■ Stored data

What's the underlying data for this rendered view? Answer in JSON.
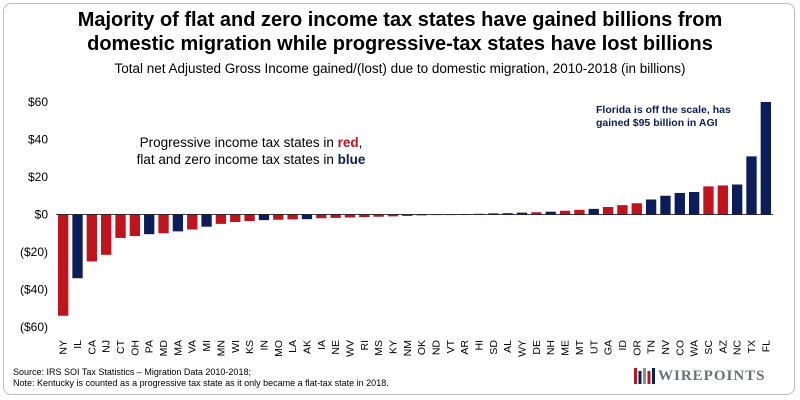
{
  "header": {
    "title_line1": "Majority of flat and zero income tax states have gained billions from",
    "title_line2": "domestic migration while progressive-tax states have lost billions",
    "subtitle": "Total net Adjusted Gross Income gained/(lost) due to domestic migration, 2010-2018 (in billions)"
  },
  "legend_note": {
    "line1_prefix": "Progressive income tax states in ",
    "line1_color_word": "red",
    "line1_suffix": ",",
    "line2_prefix": "flat and zero income tax states in ",
    "line2_color_word": "blue"
  },
  "annotation": {
    "line1": "Florida is off the scale, has",
    "line2": "gained $95 billion in AGI"
  },
  "footer": {
    "source": "Source: IRS SOI Tax Statistics – Migration Data 2010-2018;",
    "note": "Note: Kentucky is counted as a progressive tax state as it only became a flat-tax state in 2018."
  },
  "logo": {
    "text": "WIREPOINTS"
  },
  "colors": {
    "progressive": "#c0131e",
    "flat": "#0b1d5a",
    "axis": "#000000",
    "logo_stripes": [
      "#c0131e",
      "#0b1d5a",
      "#8a8f99",
      "#c0131e",
      "#0b1d5a"
    ]
  },
  "chart_data": {
    "type": "bar",
    "ylim": [
      -60,
      60
    ],
    "yticks": [
      -60,
      -40,
      -20,
      0,
      20,
      40,
      60
    ],
    "ytick_labels": [
      "($60)",
      "($40)",
      "($20)",
      "$0",
      "$20",
      "$40",
      "$60"
    ],
    "grid": false,
    "categories": [
      "NY",
      "IL",
      "CA",
      "NJ",
      "CT",
      "OH",
      "PA",
      "MD",
      "MA",
      "VA",
      "MI",
      "MN",
      "WI",
      "KS",
      "IN",
      "MO",
      "LA",
      "AK",
      "IA",
      "NE",
      "WV",
      "RI",
      "MS",
      "KY",
      "NM",
      "OK",
      "ND",
      "VT",
      "AR",
      "HI",
      "SD",
      "AL",
      "WY",
      "DE",
      "NH",
      "ME",
      "MT",
      "UT",
      "GA",
      "ID",
      "OR",
      "TN",
      "NV",
      "CO",
      "WA",
      "SC",
      "AZ",
      "NC",
      "TX",
      "FL"
    ],
    "values": [
      -54,
      -34,
      -25,
      -21.5,
      -12.5,
      -11.5,
      -10.5,
      -10,
      -9,
      -8,
      -6.5,
      -5,
      -4,
      -3.5,
      -3,
      -2.8,
      -2.6,
      -2.5,
      -2,
      -1.8,
      -1.6,
      -1.4,
      -1.2,
      -1,
      -0.8,
      -0.5,
      -0.2,
      0,
      0.2,
      0.4,
      0.6,
      0.8,
      1,
      1.2,
      1.5,
      2,
      2.5,
      3,
      4,
      5,
      6,
      8,
      10,
      11.5,
      12,
      15,
      15.5,
      16,
      31,
      60
    ],
    "groups": [
      "progressive",
      "flat",
      "progressive",
      "progressive",
      "progressive",
      "progressive",
      "flat",
      "progressive",
      "flat",
      "progressive",
      "flat",
      "progressive",
      "progressive",
      "progressive",
      "flat",
      "progressive",
      "progressive",
      "flat",
      "progressive",
      "progressive",
      "progressive",
      "progressive",
      "progressive",
      "progressive",
      "progressive",
      "progressive",
      "progressive",
      "progressive",
      "progressive",
      "progressive",
      "flat",
      "progressive",
      "flat",
      "progressive",
      "flat",
      "progressive",
      "progressive",
      "flat",
      "progressive",
      "progressive",
      "progressive",
      "flat",
      "flat",
      "flat",
      "flat",
      "progressive",
      "progressive",
      "flat",
      "flat",
      "flat"
    ]
  }
}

■ Stated problem
Pictures in the records above are not copied; print everything else exactly.

■ Task response
What's the underlying data for this rendered view? Answer in JSON.
{
  "header": {
    "title_line1": "Majority of flat and zero income tax states have gained billions from",
    "title_line2": "domestic migration while progressive-tax states have lost billions",
    "subtitle": "Total net Adjusted Gross Income gained/(lost) due to domestic migration, 2010-2018 (in billions)"
  },
  "legend_note": {
    "line1_prefix": "Progressive income tax states in ",
    "line1_color_word": "red",
    "line1_suffix": ",",
    "line2_prefix": "flat and zero income tax states in ",
    "line2_color_word": "blue"
  },
  "annotation": {
    "line1": "Florida is off the scale, has",
    "line2": "gained $95 billion in AGI"
  },
  "footer": {
    "source": "Source: IRS SOI Tax Statistics – Migration Data 2010-2018;",
    "note": "Note: Kentucky is counted as a progressive tax state as it only became a flat-tax state in 2018."
  },
  "logo": {
    "text": "WIREPOINTS"
  },
  "colors": {
    "progressive": "#c0131e",
    "flat": "#0b1d5a",
    "axis": "#000000",
    "logo_stripes": [
      "#c0131e",
      "#0b1d5a",
      "#8a8f99",
      "#c0131e",
      "#0b1d5a"
    ]
  },
  "chart_data": {
    "type": "bar",
    "ylim": [
      -60,
      60
    ],
    "yticks": [
      -60,
      -40,
      -20,
      0,
      20,
      40,
      60
    ],
    "ytick_labels": [
      "($60)",
      "($40)",
      "($20)",
      "$0",
      "$20",
      "$40",
      "$60"
    ],
    "grid": false,
    "categories": [
      "NY",
      "IL",
      "CA",
      "NJ",
      "CT",
      "OH",
      "PA",
      "MD",
      "MA",
      "VA",
      "MI",
      "MN",
      "WI",
      "KS",
      "IN",
      "MO",
      "LA",
      "AK",
      "IA",
      "NE",
      "WV",
      "RI",
      "MS",
      "KY",
      "NM",
      "OK",
      "ND",
      "VT",
      "AR",
      "HI",
      "SD",
      "AL",
      "WY",
      "DE",
      "NH",
      "ME",
      "MT",
      "UT",
      "GA",
      "ID",
      "OR",
      "TN",
      "NV",
      "CO",
      "WA",
      "SC",
      "AZ",
      "NC",
      "TX",
      "FL"
    ],
    "values": [
      -54,
      -34,
      -25,
      -21.5,
      -12.5,
      -11.5,
      -10.5,
      -10,
      -9,
      -8,
      -6.5,
      -5,
      -4,
      -3.5,
      -3,
      -2.8,
      -2.6,
      -2.5,
      -2,
      -1.8,
      -1.6,
      -1.4,
      -1.2,
      -1,
      -0.8,
      -0.5,
      -0.2,
      0,
      0.2,
      0.4,
      0.6,
      0.8,
      1,
      1.2,
      1.5,
      2,
      2.5,
      3,
      4,
      5,
      6,
      8,
      10,
      11.5,
      12,
      15,
      15.5,
      16,
      31,
      60
    ],
    "groups": [
      "progressive",
      "flat",
      "progressive",
      "progressive",
      "progressive",
      "progressive",
      "flat",
      "progressive",
      "flat",
      "progressive",
      "flat",
      "progressive",
      "progressive",
      "progressive",
      "flat",
      "progressive",
      "progressive",
      "flat",
      "progressive",
      "progressive",
      "progressive",
      "progressive",
      "progressive",
      "progressive",
      "progressive",
      "progressive",
      "progressive",
      "progressive",
      "progressive",
      "progressive",
      "flat",
      "progressive",
      "flat",
      "progressive",
      "flat",
      "progressive",
      "progressive",
      "flat",
      "progressive",
      "progressive",
      "progressive",
      "flat",
      "flat",
      "flat",
      "flat",
      "progressive",
      "progressive",
      "flat",
      "flat",
      "flat"
    ]
  }
}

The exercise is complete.